Stated goal: All of the material should be reproduced exactly, with pictures left out.

Extracted data entries:
** start **

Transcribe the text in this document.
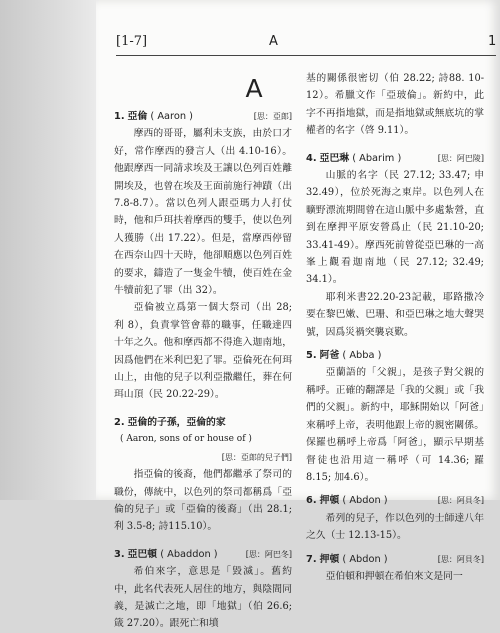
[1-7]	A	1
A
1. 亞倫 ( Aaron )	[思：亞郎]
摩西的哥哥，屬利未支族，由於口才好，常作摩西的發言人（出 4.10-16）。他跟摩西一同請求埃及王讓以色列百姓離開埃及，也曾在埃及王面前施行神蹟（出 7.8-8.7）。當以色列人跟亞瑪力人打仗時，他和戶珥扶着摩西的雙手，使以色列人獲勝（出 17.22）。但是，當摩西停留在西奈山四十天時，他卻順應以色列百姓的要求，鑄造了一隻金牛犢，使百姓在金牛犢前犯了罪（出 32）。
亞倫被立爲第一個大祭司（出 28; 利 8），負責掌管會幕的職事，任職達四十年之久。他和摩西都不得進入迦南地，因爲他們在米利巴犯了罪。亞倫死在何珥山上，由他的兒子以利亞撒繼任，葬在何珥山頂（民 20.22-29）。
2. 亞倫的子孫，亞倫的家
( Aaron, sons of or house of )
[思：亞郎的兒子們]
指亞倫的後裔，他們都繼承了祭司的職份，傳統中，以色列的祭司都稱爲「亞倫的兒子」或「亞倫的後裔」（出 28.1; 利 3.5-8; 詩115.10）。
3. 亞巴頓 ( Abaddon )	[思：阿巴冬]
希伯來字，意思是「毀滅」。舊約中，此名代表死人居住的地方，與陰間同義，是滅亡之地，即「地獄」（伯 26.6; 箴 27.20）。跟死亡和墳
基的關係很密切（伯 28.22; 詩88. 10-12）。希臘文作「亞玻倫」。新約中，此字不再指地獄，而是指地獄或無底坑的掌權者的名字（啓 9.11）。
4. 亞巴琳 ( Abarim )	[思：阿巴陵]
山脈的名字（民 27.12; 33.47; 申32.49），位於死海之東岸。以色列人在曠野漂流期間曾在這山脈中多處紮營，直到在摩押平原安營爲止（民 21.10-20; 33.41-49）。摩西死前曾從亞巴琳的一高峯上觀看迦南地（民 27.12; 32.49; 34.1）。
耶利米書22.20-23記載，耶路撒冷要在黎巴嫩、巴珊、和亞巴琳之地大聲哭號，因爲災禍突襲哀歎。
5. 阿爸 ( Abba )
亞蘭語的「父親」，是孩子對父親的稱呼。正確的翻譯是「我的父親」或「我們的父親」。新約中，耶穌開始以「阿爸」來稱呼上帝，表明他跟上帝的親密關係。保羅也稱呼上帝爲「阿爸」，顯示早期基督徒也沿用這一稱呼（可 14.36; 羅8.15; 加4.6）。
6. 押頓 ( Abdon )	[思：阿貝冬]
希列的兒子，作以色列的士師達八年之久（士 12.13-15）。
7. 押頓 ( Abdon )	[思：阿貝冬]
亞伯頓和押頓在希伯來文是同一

** end **

Full solution:
Transcribe the text in this document.
[1-7]	A	1
A
1. 亞倫 ( Aaron )	[思：亞郎]
摩西的哥哥，屬利未支族，由於口才好，常作摩西的發言人（出 4.10-16）。他跟摩西一同請求埃及王讓以色列百姓離開埃及，也曾在埃及王面前施行神蹟（出 7.8-8.7）。當以色列人跟亞瑪力人打仗時，他和戶珥扶着摩西的雙手，使以色列人獲勝（出 17.22）。但是，當摩西停留在西奈山四十天時，他卻順應以色列百姓的要求，鑄造了一隻金牛犢，使百姓在金牛犢前犯了罪（出 32）。
亞倫被立爲第一個大祭司（出 28; 利 8），負責掌管會幕的職事，任職達四十年之久。他和摩西都不得進入迦南地，因爲他們在米利巴犯了罪。亞倫死在何珥山上，由他的兒子以利亞撒繼任，葬在何珥山頂（民 20.22-29）。
2. 亞倫的子孫，亞倫的家
( Aaron, sons of or house of )
[思：亞郎的兒子們]
指亞倫的後裔，他們都繼承了祭司的職份，傳統中，以色列的祭司都稱爲「亞倫的兒子」或「亞倫的後裔」（出 28.1; 利 3.5-8; 詩115.10）。
3. 亞巴頓 ( Abaddon )	[思：阿巴冬]
希伯來字，意思是「毀滅」。舊約中，此名代表死人居住的地方，與陰間同義，是滅亡之地，即「地獄」（伯 26.6; 箴 27.20）。跟死亡和墳
基的關係很密切（伯 28.22; 詩88. 10-12）。希臘文作「亞玻倫」。新約中，此字不再指地獄，而是指地獄或無底坑的掌權者的名字（啓 9.11）。
4. 亞巴琳 ( Abarim )	[思：阿巴陵]
山脈的名字（民 27.12; 33.47; 申32.49），位於死海之東岸。以色列人在曠野漂流期間曾在這山脈中多處紮營，直到在摩押平原安營爲止（民 21.10-20; 33.41-49）。摩西死前曾從亞巴琳的一高峯上觀看迦南地（民 27.12; 32.49; 34.1）。
耶利米書22.20-23記載，耶路撒冷要在黎巴嫩、巴珊、和亞巴琳之地大聲哭號，因爲災禍突襲哀歎。
5. 阿爸 ( Abba )
亞蘭語的「父親」，是孩子對父親的稱呼。正確的翻譯是「我的父親」或「我們的父親」。新約中，耶穌開始以「阿爸」來稱呼上帝，表明他跟上帝的親密關係。保羅也稱呼上帝爲「阿爸」，顯示早期基督徒也沿用這一稱呼（可 14.36; 羅8.15; 加4.6）。
6. 押頓 ( Abdon )	[思：阿貝冬]
希列的兒子，作以色列的士師達八年之久（士 12.13-15）。
7. 押頓 ( Abdon )	[思：阿貝冬]
亞伯頓和押頓在希伯來文是同一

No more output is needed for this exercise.